# Exercise details:
Return every line of the material exactly.

Stored data entries

** BEGIN **

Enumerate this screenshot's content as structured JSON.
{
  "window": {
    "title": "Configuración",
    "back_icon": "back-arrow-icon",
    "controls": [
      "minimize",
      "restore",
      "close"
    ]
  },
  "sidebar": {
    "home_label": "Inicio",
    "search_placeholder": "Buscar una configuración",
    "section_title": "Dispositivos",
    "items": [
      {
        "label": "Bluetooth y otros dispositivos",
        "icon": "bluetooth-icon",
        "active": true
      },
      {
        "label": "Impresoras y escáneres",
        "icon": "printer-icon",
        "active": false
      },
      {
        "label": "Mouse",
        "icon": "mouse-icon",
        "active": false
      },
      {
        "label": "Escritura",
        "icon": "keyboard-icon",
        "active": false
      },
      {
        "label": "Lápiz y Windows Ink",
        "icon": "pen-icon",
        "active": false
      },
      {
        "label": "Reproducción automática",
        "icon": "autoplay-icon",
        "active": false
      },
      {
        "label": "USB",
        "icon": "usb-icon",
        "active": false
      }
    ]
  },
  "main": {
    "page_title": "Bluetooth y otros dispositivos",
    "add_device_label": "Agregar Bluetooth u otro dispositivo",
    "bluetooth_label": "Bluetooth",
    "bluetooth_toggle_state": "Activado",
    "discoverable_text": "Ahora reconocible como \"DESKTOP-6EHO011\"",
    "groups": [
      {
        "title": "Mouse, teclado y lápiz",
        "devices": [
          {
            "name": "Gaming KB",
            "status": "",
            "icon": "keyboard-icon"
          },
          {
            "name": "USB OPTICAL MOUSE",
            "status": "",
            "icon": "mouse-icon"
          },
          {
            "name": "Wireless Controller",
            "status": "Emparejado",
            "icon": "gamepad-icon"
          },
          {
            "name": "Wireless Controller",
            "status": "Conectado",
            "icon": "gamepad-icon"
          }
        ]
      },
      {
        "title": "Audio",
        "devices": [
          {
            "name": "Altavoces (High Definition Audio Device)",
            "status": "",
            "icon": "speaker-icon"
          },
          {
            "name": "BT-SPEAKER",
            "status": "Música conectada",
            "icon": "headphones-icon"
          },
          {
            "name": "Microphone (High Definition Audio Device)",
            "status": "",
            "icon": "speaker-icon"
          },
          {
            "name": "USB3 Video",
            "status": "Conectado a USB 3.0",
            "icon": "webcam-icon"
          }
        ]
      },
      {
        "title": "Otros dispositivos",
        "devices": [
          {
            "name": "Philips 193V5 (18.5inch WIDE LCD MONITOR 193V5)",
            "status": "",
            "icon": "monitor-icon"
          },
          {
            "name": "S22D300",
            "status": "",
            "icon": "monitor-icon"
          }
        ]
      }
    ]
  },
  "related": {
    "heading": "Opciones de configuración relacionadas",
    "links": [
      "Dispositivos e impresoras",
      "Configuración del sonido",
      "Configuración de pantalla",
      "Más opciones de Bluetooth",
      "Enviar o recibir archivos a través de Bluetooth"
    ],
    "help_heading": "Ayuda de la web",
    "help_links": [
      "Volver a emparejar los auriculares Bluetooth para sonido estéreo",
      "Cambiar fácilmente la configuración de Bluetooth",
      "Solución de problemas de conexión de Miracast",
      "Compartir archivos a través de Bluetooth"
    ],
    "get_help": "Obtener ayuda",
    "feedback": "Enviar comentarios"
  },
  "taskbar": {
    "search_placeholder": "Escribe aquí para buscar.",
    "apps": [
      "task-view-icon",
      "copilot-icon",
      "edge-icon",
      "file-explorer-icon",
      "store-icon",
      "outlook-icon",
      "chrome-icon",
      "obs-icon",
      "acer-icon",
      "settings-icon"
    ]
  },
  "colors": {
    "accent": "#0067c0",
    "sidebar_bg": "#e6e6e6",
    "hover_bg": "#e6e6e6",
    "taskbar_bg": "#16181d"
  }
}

** END **

# Task output:
Enumerate this screenshot's content as structured JSON.
{
  "window": {
    "title": "Configuración",
    "back_icon": "back-arrow-icon",
    "controls": [
      "minimize",
      "restore",
      "close"
    ]
  },
  "sidebar": {
    "home_label": "Inicio",
    "search_placeholder": "Buscar una configuración",
    "section_title": "Dispositivos",
    "items": [
      {
        "label": "Bluetooth y otros dispositivos",
        "icon": "bluetooth-icon",
        "active": true
      },
      {
        "label": "Impresoras y escáneres",
        "icon": "printer-icon",
        "active": false
      },
      {
        "label": "Mouse",
        "icon": "mouse-icon",
        "active": false
      },
      {
        "label": "Escritura",
        "icon": "keyboard-icon",
        "active": false
      },
      {
        "label": "Lápiz y Windows Ink",
        "icon": "pen-icon",
        "active": false
      },
      {
        "label": "Reproducción automática",
        "icon": "autoplay-icon",
        "active": false
      },
      {
        "label": "USB",
        "icon": "usb-icon",
        "active": false
      }
    ]
  },
  "main": {
    "page_title": "Bluetooth y otros dispositivos",
    "add_device_label": "Agregar Bluetooth u otro dispositivo",
    "bluetooth_label": "Bluetooth",
    "bluetooth_toggle_state": "Activado",
    "discoverable_text": "Ahora reconocible como \"DESKTOP-6EHO011\"",
    "groups": [
      {
        "title": "Mouse, teclado y lápiz",
        "devices": [
          {
            "name": "Gaming KB",
            "status": "",
            "icon": "keyboard-icon"
          },
          {
            "name": "USB OPTICAL MOUSE",
            "status": "",
            "icon": "mouse-icon"
          },
          {
            "name": "Wireless Controller",
            "status": "Emparejado",
            "icon": "gamepad-icon"
          },
          {
            "name": "Wireless Controller",
            "status": "Conectado",
            "icon": "gamepad-icon"
          }
        ]
      },
      {
        "title": "Audio",
        "devices": [
          {
            "name": "Altavoces (High Definition Audio Device)",
            "status": "",
            "icon": "speaker-icon"
          },
          {
            "name": "BT-SPEAKER",
            "status": "Música conectada",
            "icon": "headphones-icon"
          },
          {
            "name": "Microphone (High Definition Audio Device)",
            "status": "",
            "icon": "speaker-icon"
          },
          {
            "name": "USB3 Video",
            "status": "Conectado a USB 3.0",
            "icon": "webcam-icon"
          }
        ]
      },
      {
        "title": "Otros dispositivos",
        "devices": [
          {
            "name": "Philips 193V5 (18.5inch WIDE LCD MONITOR 193V5)",
            "status": "",
            "icon": "monitor-icon"
          },
          {
            "name": "S22D300",
            "status": "",
            "icon": "monitor-icon"
          }
        ]
      }
    ]
  },
  "related": {
    "heading": "Opciones de configuración relacionadas",
    "links": [
      "Dispositivos e impresoras",
      "Configuración del sonido",
      "Configuración de pantalla",
      "Más opciones de Bluetooth",
      "Enviar o recibir archivos a través de Bluetooth"
    ],
    "help_heading": "Ayuda de la web",
    "help_links": [
      "Volver a emparejar los auriculares Bluetooth para sonido estéreo",
      "Cambiar fácilmente la configuración de Bluetooth",
      "Solución de problemas de conexión de Miracast",
      "Compartir archivos a través de Bluetooth"
    ],
    "get_help": "Obtener ayuda",
    "feedback": "Enviar comentarios"
  },
  "taskbar": {
    "search_placeholder": "Escribe aquí para buscar.",
    "apps": [
      "task-view-icon",
      "copilot-icon",
      "edge-icon",
      "file-explorer-icon",
      "store-icon",
      "outlook-icon",
      "chrome-icon",
      "obs-icon",
      "acer-icon",
      "settings-icon"
    ]
  },
  "colors": {
    "accent": "#0067c0",
    "sidebar_bg": "#e6e6e6",
    "hover_bg": "#e6e6e6",
    "taskbar_bg": "#16181d"
  }
}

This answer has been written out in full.